**SHORT TASK:** Read through the data and report every line in which the word "CARTE" occurs.

**DATA FOR PROCESSING:**
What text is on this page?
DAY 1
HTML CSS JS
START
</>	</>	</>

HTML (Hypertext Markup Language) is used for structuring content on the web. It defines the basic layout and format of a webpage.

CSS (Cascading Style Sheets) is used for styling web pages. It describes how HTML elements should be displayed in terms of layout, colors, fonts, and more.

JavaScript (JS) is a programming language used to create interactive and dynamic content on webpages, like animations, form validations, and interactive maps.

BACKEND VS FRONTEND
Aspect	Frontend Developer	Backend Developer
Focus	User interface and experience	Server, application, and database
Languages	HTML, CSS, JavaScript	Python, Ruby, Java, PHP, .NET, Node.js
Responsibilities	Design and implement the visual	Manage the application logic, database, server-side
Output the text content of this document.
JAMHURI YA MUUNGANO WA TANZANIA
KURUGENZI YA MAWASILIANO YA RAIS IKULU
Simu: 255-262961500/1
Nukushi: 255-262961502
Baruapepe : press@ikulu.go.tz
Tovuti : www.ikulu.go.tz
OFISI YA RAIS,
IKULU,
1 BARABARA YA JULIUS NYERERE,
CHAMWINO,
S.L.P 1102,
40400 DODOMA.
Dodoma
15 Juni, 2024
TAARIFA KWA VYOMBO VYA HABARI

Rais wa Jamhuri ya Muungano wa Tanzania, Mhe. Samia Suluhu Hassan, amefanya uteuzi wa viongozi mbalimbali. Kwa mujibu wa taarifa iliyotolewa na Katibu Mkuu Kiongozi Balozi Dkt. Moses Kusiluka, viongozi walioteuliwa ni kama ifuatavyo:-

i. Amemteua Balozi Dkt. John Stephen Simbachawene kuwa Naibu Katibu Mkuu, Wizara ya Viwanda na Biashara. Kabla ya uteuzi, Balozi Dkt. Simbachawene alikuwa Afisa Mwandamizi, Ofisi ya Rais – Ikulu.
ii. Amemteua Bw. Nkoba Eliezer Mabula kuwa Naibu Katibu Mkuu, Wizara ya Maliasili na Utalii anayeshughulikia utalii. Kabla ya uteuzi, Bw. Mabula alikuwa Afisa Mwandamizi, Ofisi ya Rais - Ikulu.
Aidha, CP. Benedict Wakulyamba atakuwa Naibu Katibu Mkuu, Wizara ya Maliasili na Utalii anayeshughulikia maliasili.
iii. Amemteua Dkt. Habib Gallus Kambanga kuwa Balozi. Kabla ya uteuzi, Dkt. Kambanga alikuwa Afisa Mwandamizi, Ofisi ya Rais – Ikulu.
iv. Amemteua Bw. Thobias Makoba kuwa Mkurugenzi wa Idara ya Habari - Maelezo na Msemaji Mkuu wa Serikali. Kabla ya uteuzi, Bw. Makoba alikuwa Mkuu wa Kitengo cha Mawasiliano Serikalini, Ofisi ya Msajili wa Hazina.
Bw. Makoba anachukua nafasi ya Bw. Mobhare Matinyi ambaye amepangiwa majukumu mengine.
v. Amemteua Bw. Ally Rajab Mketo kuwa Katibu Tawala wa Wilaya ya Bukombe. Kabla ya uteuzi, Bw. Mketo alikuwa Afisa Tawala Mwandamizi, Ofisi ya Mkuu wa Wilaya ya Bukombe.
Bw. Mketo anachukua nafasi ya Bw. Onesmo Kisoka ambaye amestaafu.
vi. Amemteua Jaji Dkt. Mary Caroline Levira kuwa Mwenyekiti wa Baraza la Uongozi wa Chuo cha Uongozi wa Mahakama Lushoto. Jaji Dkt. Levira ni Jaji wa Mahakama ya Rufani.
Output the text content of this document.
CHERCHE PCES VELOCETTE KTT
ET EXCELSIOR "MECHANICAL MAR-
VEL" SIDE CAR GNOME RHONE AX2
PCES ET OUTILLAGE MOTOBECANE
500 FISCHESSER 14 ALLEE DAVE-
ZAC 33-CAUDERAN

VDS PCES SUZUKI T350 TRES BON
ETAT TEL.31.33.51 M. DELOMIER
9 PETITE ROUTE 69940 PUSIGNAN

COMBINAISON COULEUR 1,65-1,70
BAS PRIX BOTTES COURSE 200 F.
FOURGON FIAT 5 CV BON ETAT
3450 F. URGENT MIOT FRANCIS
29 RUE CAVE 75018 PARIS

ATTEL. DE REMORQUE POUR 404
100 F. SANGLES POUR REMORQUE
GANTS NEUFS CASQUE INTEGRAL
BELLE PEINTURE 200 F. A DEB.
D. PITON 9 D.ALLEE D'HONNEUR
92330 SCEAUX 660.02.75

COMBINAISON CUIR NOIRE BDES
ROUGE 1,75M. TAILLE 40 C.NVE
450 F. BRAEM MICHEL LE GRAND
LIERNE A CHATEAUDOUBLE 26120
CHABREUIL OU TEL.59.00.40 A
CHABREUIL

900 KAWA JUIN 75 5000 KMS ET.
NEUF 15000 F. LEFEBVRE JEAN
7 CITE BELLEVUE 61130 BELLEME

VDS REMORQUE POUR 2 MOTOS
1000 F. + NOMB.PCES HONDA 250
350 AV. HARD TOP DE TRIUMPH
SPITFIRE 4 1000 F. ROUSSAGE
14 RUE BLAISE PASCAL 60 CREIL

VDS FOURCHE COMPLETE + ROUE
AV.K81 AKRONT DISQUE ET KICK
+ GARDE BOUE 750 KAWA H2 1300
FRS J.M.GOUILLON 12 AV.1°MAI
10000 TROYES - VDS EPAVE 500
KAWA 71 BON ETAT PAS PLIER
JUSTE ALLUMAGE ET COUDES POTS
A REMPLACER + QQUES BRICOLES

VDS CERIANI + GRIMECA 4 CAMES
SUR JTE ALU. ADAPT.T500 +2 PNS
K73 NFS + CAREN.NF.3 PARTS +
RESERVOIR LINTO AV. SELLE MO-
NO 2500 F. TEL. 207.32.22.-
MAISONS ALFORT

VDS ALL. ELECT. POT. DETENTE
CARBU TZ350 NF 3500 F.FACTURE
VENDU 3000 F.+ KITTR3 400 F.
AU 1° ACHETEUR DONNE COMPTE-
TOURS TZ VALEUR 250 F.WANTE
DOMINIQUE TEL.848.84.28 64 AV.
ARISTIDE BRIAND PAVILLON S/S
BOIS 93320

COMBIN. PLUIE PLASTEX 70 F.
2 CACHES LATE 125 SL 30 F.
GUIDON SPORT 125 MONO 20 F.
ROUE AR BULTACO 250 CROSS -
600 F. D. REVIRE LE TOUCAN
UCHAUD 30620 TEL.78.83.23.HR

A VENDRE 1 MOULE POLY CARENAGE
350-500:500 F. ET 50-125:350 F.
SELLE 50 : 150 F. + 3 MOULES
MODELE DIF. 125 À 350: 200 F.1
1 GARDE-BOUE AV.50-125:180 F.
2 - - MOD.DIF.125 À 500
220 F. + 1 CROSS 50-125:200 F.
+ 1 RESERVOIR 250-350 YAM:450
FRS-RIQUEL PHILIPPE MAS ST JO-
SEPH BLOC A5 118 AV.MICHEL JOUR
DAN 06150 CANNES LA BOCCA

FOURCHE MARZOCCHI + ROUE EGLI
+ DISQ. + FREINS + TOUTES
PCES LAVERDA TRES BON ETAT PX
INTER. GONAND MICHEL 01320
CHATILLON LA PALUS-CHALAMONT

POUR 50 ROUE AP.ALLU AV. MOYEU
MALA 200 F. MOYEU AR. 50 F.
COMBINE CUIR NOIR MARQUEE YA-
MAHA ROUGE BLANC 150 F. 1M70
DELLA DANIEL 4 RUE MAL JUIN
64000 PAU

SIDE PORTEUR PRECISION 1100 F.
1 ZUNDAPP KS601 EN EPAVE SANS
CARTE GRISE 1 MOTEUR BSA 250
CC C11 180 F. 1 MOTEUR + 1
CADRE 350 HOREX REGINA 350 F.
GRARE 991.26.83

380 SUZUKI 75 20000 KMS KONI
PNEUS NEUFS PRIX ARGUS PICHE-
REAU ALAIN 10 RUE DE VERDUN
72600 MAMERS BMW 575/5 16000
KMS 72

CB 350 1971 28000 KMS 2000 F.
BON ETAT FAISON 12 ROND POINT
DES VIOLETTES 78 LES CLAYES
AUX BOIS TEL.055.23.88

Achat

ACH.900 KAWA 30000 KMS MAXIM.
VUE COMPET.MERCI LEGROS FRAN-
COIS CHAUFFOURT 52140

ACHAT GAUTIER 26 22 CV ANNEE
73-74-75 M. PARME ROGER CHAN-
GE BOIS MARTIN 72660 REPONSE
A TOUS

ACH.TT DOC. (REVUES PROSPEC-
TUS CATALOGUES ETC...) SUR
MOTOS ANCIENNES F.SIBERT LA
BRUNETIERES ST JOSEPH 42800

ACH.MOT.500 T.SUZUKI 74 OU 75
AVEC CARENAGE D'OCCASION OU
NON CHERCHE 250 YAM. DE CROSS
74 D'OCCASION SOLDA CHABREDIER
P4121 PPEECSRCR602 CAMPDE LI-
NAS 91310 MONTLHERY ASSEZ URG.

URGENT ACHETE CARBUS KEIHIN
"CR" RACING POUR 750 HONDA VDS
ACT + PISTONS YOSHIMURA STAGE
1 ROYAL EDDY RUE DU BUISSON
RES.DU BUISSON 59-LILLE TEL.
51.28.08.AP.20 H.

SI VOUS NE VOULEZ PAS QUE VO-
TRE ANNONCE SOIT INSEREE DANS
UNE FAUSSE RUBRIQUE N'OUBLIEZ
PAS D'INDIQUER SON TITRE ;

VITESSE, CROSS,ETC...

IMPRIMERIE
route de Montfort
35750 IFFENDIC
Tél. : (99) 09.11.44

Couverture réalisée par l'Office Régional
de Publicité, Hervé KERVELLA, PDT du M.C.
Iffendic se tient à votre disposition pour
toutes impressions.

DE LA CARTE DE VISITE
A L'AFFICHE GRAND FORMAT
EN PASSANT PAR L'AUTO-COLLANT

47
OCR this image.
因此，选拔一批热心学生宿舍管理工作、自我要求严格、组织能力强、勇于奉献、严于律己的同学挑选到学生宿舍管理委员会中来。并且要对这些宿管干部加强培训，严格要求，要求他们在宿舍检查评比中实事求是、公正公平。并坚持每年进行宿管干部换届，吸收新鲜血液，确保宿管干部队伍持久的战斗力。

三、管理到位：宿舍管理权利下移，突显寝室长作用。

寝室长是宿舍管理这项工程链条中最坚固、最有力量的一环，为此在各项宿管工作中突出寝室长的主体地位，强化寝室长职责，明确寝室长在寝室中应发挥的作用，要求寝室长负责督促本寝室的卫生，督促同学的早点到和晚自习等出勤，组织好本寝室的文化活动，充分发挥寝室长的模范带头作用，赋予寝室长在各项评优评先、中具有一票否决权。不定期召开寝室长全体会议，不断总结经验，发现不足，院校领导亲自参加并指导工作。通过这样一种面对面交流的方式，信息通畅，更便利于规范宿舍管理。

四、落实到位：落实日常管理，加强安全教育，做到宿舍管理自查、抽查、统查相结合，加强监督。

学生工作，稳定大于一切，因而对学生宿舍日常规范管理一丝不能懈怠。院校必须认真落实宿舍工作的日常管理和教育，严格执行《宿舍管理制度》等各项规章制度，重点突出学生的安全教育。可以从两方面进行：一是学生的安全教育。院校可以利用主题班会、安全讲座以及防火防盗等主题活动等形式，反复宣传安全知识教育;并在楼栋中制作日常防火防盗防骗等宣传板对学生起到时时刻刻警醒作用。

**OUTPUT OF THE EXERCISE:**
CARTE GRISE 1 MOTEUR BSA 250
DE LA CARTE DE VISITE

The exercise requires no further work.